Restate each of the lines below word for word and drop every picture.

============

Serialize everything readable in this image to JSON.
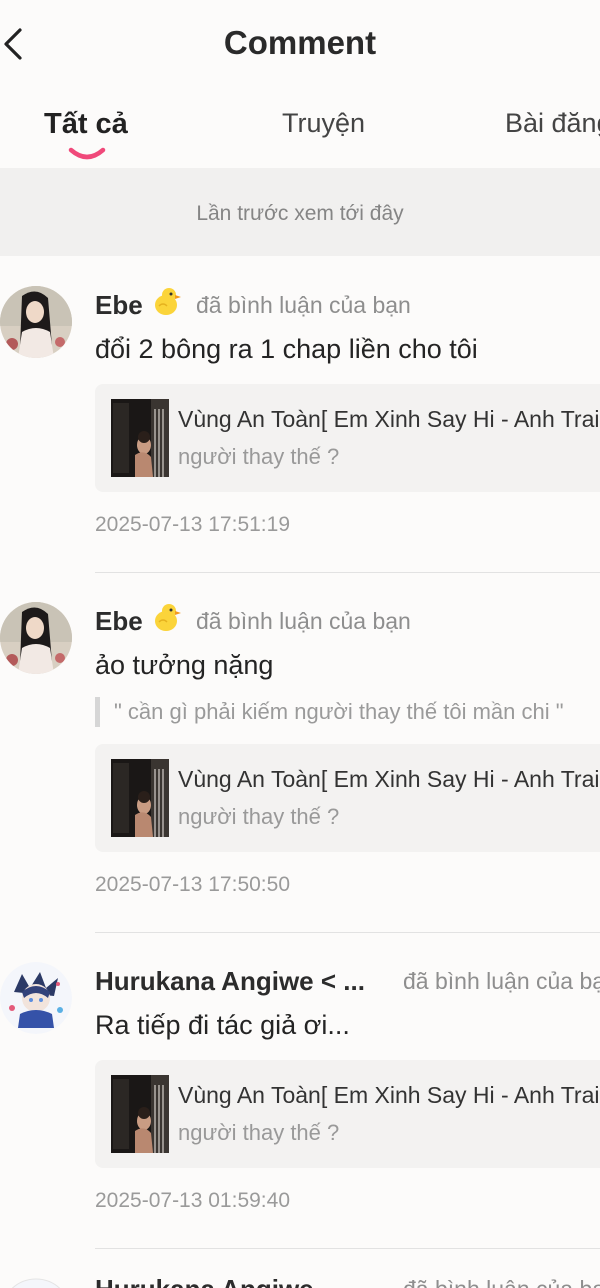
{
  "header": {
    "title": "Comment"
  },
  "tabs": [
    {
      "label": "Tất cả"
    },
    {
      "label": "Truyện"
    },
    {
      "label": "Bài đăng"
    }
  ],
  "banner": {
    "text": "Lần trước xem tới đây"
  },
  "comments": [
    {
      "user": "Ebe",
      "action": "đã bình luận của bạn",
      "text": "đổi 2 bông ra 1 chap liền cho tôi",
      "card_title": "Vùng An Toàn[ Em Xinh Say Hi - Anh Trai",
      "card_subtitle": "người thay thế ?",
      "time": "2025-07-13 17:51:19"
    },
    {
      "user": "Ebe",
      "action": "đã bình luận của bạn",
      "text": "ảo tưởng nặng",
      "quote": "\" cần gì phải kiếm người thay thế tôi mần chi \"",
      "card_title": "Vùng An Toàn[ Em Xinh Say Hi - Anh Trai",
      "card_subtitle": "người thay thế ?",
      "time": "2025-07-13 17:50:50"
    },
    {
      "user": "Hurukana Angiwe < ...",
      "action": "đã bình luận của bạn",
      "text": "Ra tiếp đi tác giả ơi...",
      "card_title": "Vùng An Toàn[ Em Xinh Say Hi - Anh Trai",
      "card_subtitle": "người thay thế ?",
      "time": "2025-07-13 01:59:40"
    },
    {
      "user": "Hurukana Angiwe",
      "action": "đã bình luận của bạn"
    }
  ],
  "colors": {
    "accent": "#f0497a",
    "banner_bg": "#f1f0ef",
    "card_bg": "#f3f2f1"
  }
}
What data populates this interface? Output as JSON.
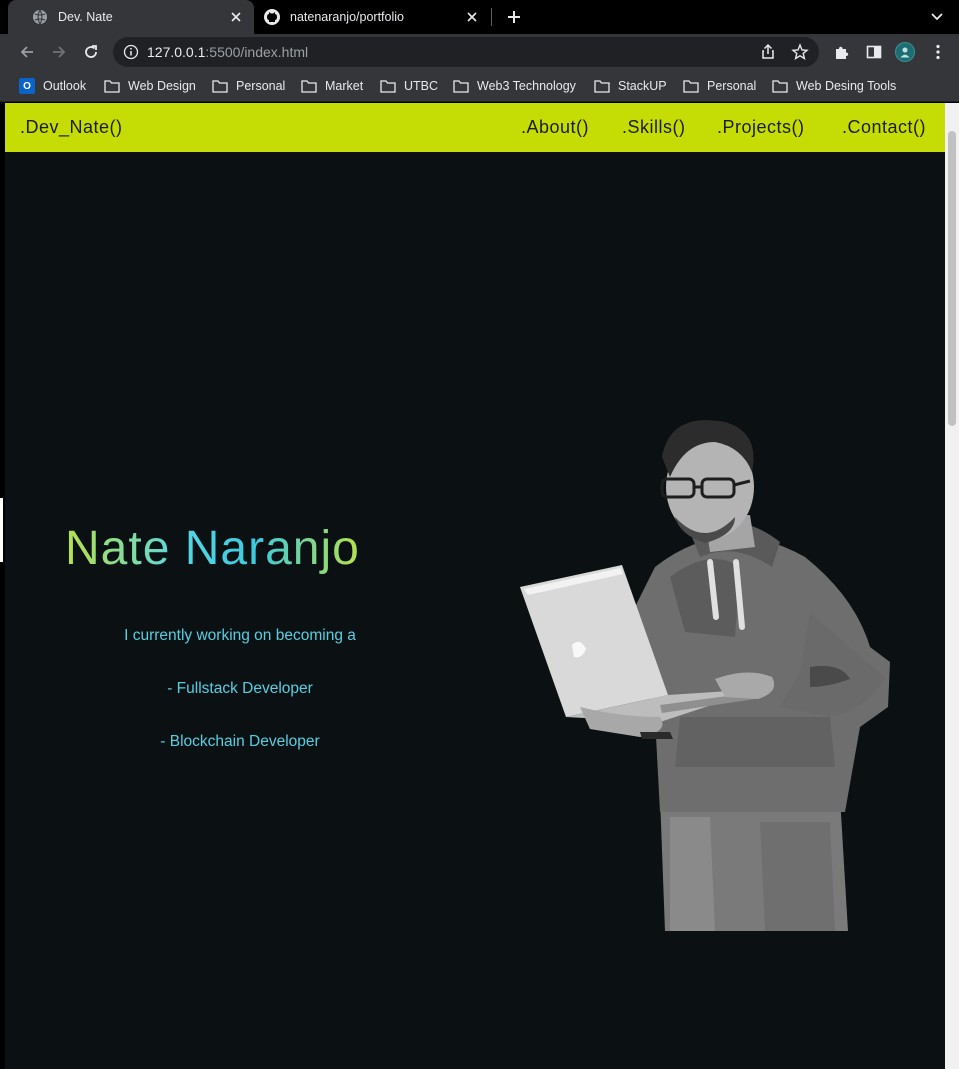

============

* [Full solution]
Serialize everything readable in this image to JSON.
{
  "header": {
    "title": "Comment"
  },
  "tabs": [
    {
      "label": "Tất cả"
    },
    {
      "label": "Truyện"
    },
    {
      "label": "Bài đăng"
    }
  ],
  "banner": {
    "text": "Lần trước xem tới đây"
  },
  "comments": [
    {
      "user": "Ebe",
      "action": "đã bình luận của bạn",
      "text": "đổi 2 bông ra 1 chap liền cho tôi",
      "card_title": "Vùng An Toàn[ Em Xinh Say Hi - Anh Trai",
      "card_subtitle": "người thay thế ?",
      "time": "2025-07-13 17:51:19"
    },
    {
      "user": "Ebe",
      "action": "đã bình luận của bạn",
      "text": "ảo tưởng nặng",
      "quote": "\" cần gì phải kiếm người thay thế tôi mần chi \"",
      "card_title": "Vùng An Toàn[ Em Xinh Say Hi - Anh Trai",
      "card_subtitle": "người thay thế ?",
      "time": "2025-07-13 17:50:50"
    },
    {
      "user": "Hurukana Angiwe < ...",
      "action": "đã bình luận của bạn",
      "text": "Ra tiếp đi tác giả ơi...",
      "card_title": "Vùng An Toàn[ Em Xinh Say Hi - Anh Trai",
      "card_subtitle": "người thay thế ?",
      "time": "2025-07-13 01:59:40"
    },
    {
      "user": "Hurukana Angiwe",
      "action": "đã bình luận của bạn"
    }
  ],
  "colors": {
    "accent": "#f0497a",
    "banner_bg": "#f1f0ef",
    "card_bg": "#f3f2f1"
  }
}
What data populates this interface? Output as JSON.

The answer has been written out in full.